[Dataset records on visual material]
——

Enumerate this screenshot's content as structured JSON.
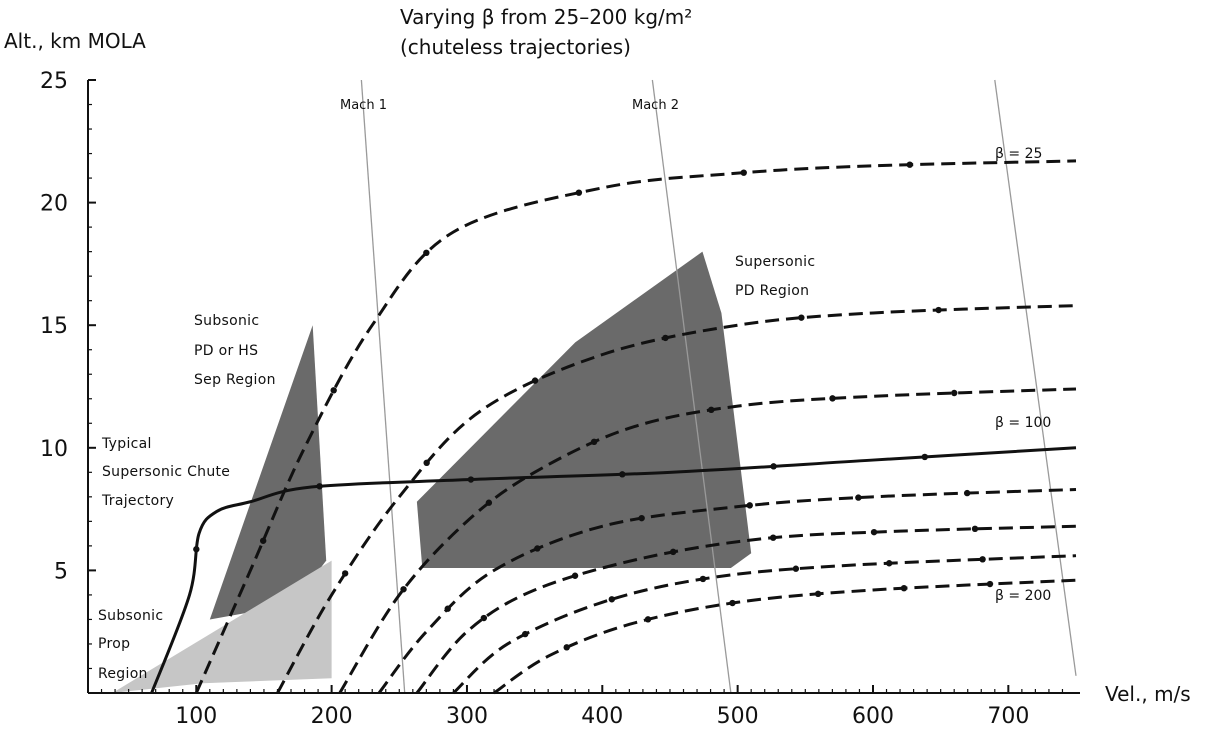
{
  "chart_data": {
    "type": "line",
    "title_line1": "Varying β from 25–200 kg/m²",
    "title_line2": "(chuteless trajectories)",
    "ylabel": "Alt., km MOLA",
    "xlabel": "Vel., m/s",
    "xlim": [
      20,
      750
    ],
    "ylim": [
      0,
      25
    ],
    "x_ticks": [
      {
        "v": 100,
        "label": "100"
      },
      {
        "v": 200,
        "label": "200"
      },
      {
        "v": 300,
        "label": "300"
      },
      {
        "v": 400,
        "label": "400"
      },
      {
        "v": 500,
        "label": "500"
      },
      {
        "v": 600,
        "label": "600"
      },
      {
        "v": 700,
        "label": "700"
      }
    ],
    "y_ticks": [
      {
        "v": 5,
        "label": "5"
      },
      {
        "v": 10,
        "label": "10"
      },
      {
        "v": 15,
        "label": "15"
      },
      {
        "v": 20,
        "label": "20"
      },
      {
        "v": 25,
        "label": "25"
      }
    ],
    "grid": false,
    "mach_lines": [
      {
        "label": "Mach 1",
        "points": [
          [
            222,
            25
          ],
          [
            254,
            0
          ]
        ]
      },
      {
        "label": "Mach 2",
        "points": [
          [
            437,
            25
          ],
          [
            495,
            0
          ]
        ]
      },
      {
        "label": "",
        "points": [
          [
            690,
            25
          ],
          [
            750,
            0.7
          ]
        ]
      }
    ],
    "regions": [
      {
        "label_lines": [
          "Subsonic",
          "PD or HS",
          "Sep Region"
        ],
        "color": "#6a6a6a",
        "points": [
          [
            110,
            3
          ],
          [
            186,
            15
          ],
          [
            196,
            5.4
          ],
          [
            171,
            3.6
          ]
        ]
      },
      {
        "label_lines": [
          "Subsonic",
          "Prop",
          "Region"
        ],
        "color": "#c6c6c6",
        "points": [
          [
            38,
            0
          ],
          [
            200,
            5.4
          ],
          [
            200,
            0.6
          ],
          [
            105,
            0.4
          ]
        ]
      },
      {
        "label_lines": [
          "Supersonic",
          "PD Region"
        ],
        "color": "#6a6a6a",
        "points": [
          [
            263,
            7.8
          ],
          [
            380,
            14.3
          ],
          [
            474,
            18.0
          ],
          [
            488,
            15.5
          ],
          [
            510,
            5.7
          ],
          [
            495,
            5.1
          ],
          [
            267,
            5.1
          ]
        ]
      }
    ],
    "series": [
      {
        "style": "dashed",
        "points": [
          [
            100,
            0
          ],
          [
            140,
            5
          ],
          [
            180,
            10
          ],
          [
            230,
            15
          ],
          [
            290,
            18.8
          ],
          [
            400,
            20.6
          ],
          [
            500,
            21.2
          ],
          [
            600,
            21.5
          ],
          [
            750,
            21.7
          ]
        ]
      },
      {
        "style": "dashed",
        "points": [
          [
            160,
            0
          ],
          [
            200,
            4
          ],
          [
            250,
            8
          ],
          [
            310,
            11.5
          ],
          [
            400,
            13.8
          ],
          [
            500,
            15
          ],
          [
            600,
            15.5
          ],
          [
            750,
            15.8
          ]
        ]
      },
      {
        "style": "dashed",
        "points": [
          [
            206,
            0
          ],
          [
            250,
            4
          ],
          [
            300,
            7
          ],
          [
            350,
            9
          ],
          [
            420,
            10.8
          ],
          [
            500,
            11.7
          ],
          [
            600,
            12.1
          ],
          [
            750,
            12.4
          ]
        ]
      },
      {
        "style": "dashed",
        "points": [
          [
            235,
            0
          ],
          [
            270,
            2.5
          ],
          [
            320,
            5
          ],
          [
            400,
            6.8
          ],
          [
            500,
            7.6
          ],
          [
            600,
            8
          ],
          [
            750,
            8.3
          ]
        ]
      },
      {
        "style": "dashed",
        "points": [
          [
            263,
            0
          ],
          [
            300,
            2.5
          ],
          [
            350,
            4.2
          ],
          [
            430,
            5.5
          ],
          [
            520,
            6.3
          ],
          [
            620,
            6.6
          ],
          [
            750,
            6.8
          ]
        ]
      },
      {
        "style": "dashed",
        "points": [
          [
            290,
            0
          ],
          [
            330,
            2
          ],
          [
            400,
            3.7
          ],
          [
            480,
            4.7
          ],
          [
            580,
            5.2
          ],
          [
            750,
            5.6
          ]
        ]
      },
      {
        "style": "dashed",
        "points": [
          [
            320,
            0
          ],
          [
            360,
            1.5
          ],
          [
            420,
            2.8
          ],
          [
            500,
            3.7
          ],
          [
            600,
            4.2
          ],
          [
            750,
            4.6
          ]
        ]
      },
      {
        "style": "solid",
        "points": [
          [
            67,
            0
          ],
          [
            95,
            4
          ],
          [
            102,
            6.5
          ],
          [
            115,
            7.4
          ],
          [
            140,
            7.8
          ],
          [
            185,
            8.4
          ],
          [
            300,
            8.7
          ],
          [
            450,
            9.0
          ],
          [
            600,
            9.5
          ],
          [
            750,
            10.0
          ]
        ]
      }
    ],
    "beta_labels": [
      {
        "text": "β = 25",
        "x": 685,
        "y": 21.8
      },
      {
        "text": "β = 100",
        "x": 685,
        "y": 10.8
      },
      {
        "text": "β = 200",
        "x": 685,
        "y": 3.8
      }
    ],
    "trajectory_label_lines": [
      "Typical",
      "Supersonic Chute",
      "Trajectory"
    ]
  }
}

——

Exercise:
Without the pictures, write out all of the material exactly.

Exercise solution:
Enumerate this screenshot's content as structured JSON.
{
  "chart_data": {
    "type": "line",
    "title_line1": "Varying β from 25–200 kg/m²",
    "title_line2": "(chuteless trajectories)",
    "ylabel": "Alt., km MOLA",
    "xlabel": "Vel., m/s",
    "xlim": [
      20,
      750
    ],
    "ylim": [
      0,
      25
    ],
    "x_ticks": [
      {
        "v": 100,
        "label": "100"
      },
      {
        "v": 200,
        "label": "200"
      },
      {
        "v": 300,
        "label": "300"
      },
      {
        "v": 400,
        "label": "400"
      },
      {
        "v": 500,
        "label": "500"
      },
      {
        "v": 600,
        "label": "600"
      },
      {
        "v": 700,
        "label": "700"
      }
    ],
    "y_ticks": [
      {
        "v": 5,
        "label": "5"
      },
      {
        "v": 10,
        "label": "10"
      },
      {
        "v": 15,
        "label": "15"
      },
      {
        "v": 20,
        "label": "20"
      },
      {
        "v": 25,
        "label": "25"
      }
    ],
    "grid": false,
    "mach_lines": [
      {
        "label": "Mach 1",
        "points": [
          [
            222,
            25
          ],
          [
            254,
            0
          ]
        ]
      },
      {
        "label": "Mach 2",
        "points": [
          [
            437,
            25
          ],
          [
            495,
            0
          ]
        ]
      },
      {
        "label": "",
        "points": [
          [
            690,
            25
          ],
          [
            750,
            0.7
          ]
        ]
      }
    ],
    "regions": [
      {
        "label_lines": [
          "Subsonic",
          "PD or HS",
          "Sep Region"
        ],
        "color": "#6a6a6a",
        "points": [
          [
            110,
            3
          ],
          [
            186,
            15
          ],
          [
            196,
            5.4
          ],
          [
            171,
            3.6
          ]
        ]
      },
      {
        "label_lines": [
          "Subsonic",
          "Prop",
          "Region"
        ],
        "color": "#c6c6c6",
        "points": [
          [
            38,
            0
          ],
          [
            200,
            5.4
          ],
          [
            200,
            0.6
          ],
          [
            105,
            0.4
          ]
        ]
      },
      {
        "label_lines": [
          "Supersonic",
          "PD Region"
        ],
        "color": "#6a6a6a",
        "points": [
          [
            263,
            7.8
          ],
          [
            380,
            14.3
          ],
          [
            474,
            18.0
          ],
          [
            488,
            15.5
          ],
          [
            510,
            5.7
          ],
          [
            495,
            5.1
          ],
          [
            267,
            5.1
          ]
        ]
      }
    ],
    "series": [
      {
        "style": "dashed",
        "points": [
          [
            100,
            0
          ],
          [
            140,
            5
          ],
          [
            180,
            10
          ],
          [
            230,
            15
          ],
          [
            290,
            18.8
          ],
          [
            400,
            20.6
          ],
          [
            500,
            21.2
          ],
          [
            600,
            21.5
          ],
          [
            750,
            21.7
          ]
        ]
      },
      {
        "style": "dashed",
        "points": [
          [
            160,
            0
          ],
          [
            200,
            4
          ],
          [
            250,
            8
          ],
          [
            310,
            11.5
          ],
          [
            400,
            13.8
          ],
          [
            500,
            15
          ],
          [
            600,
            15.5
          ],
          [
            750,
            15.8
          ]
        ]
      },
      {
        "style": "dashed",
        "points": [
          [
            206,
            0
          ],
          [
            250,
            4
          ],
          [
            300,
            7
          ],
          [
            350,
            9
          ],
          [
            420,
            10.8
          ],
          [
            500,
            11.7
          ],
          [
            600,
            12.1
          ],
          [
            750,
            12.4
          ]
        ]
      },
      {
        "style": "dashed",
        "points": [
          [
            235,
            0
          ],
          [
            270,
            2.5
          ],
          [
            320,
            5
          ],
          [
            400,
            6.8
          ],
          [
            500,
            7.6
          ],
          [
            600,
            8
          ],
          [
            750,
            8.3
          ]
        ]
      },
      {
        "style": "dashed",
        "points": [
          [
            263,
            0
          ],
          [
            300,
            2.5
          ],
          [
            350,
            4.2
          ],
          [
            430,
            5.5
          ],
          [
            520,
            6.3
          ],
          [
            620,
            6.6
          ],
          [
            750,
            6.8
          ]
        ]
      },
      {
        "style": "dashed",
        "points": [
          [
            290,
            0
          ],
          [
            330,
            2
          ],
          [
            400,
            3.7
          ],
          [
            480,
            4.7
          ],
          [
            580,
            5.2
          ],
          [
            750,
            5.6
          ]
        ]
      },
      {
        "style": "dashed",
        "points": [
          [
            320,
            0
          ],
          [
            360,
            1.5
          ],
          [
            420,
            2.8
          ],
          [
            500,
            3.7
          ],
          [
            600,
            4.2
          ],
          [
            750,
            4.6
          ]
        ]
      },
      {
        "style": "solid",
        "points": [
          [
            67,
            0
          ],
          [
            95,
            4
          ],
          [
            102,
            6.5
          ],
          [
            115,
            7.4
          ],
          [
            140,
            7.8
          ],
          [
            185,
            8.4
          ],
          [
            300,
            8.7
          ],
          [
            450,
            9.0
          ],
          [
            600,
            9.5
          ],
          [
            750,
            10.0
          ]
        ]
      }
    ],
    "beta_labels": [
      {
        "text": "β = 25",
        "x": 685,
        "y": 21.8
      },
      {
        "text": "β = 100",
        "x": 685,
        "y": 10.8
      },
      {
        "text": "β = 200",
        "x": 685,
        "y": 3.8
      }
    ],
    "trajectory_label_lines": [
      "Typical",
      "Supersonic Chute",
      "Trajectory"
    ]
  }
}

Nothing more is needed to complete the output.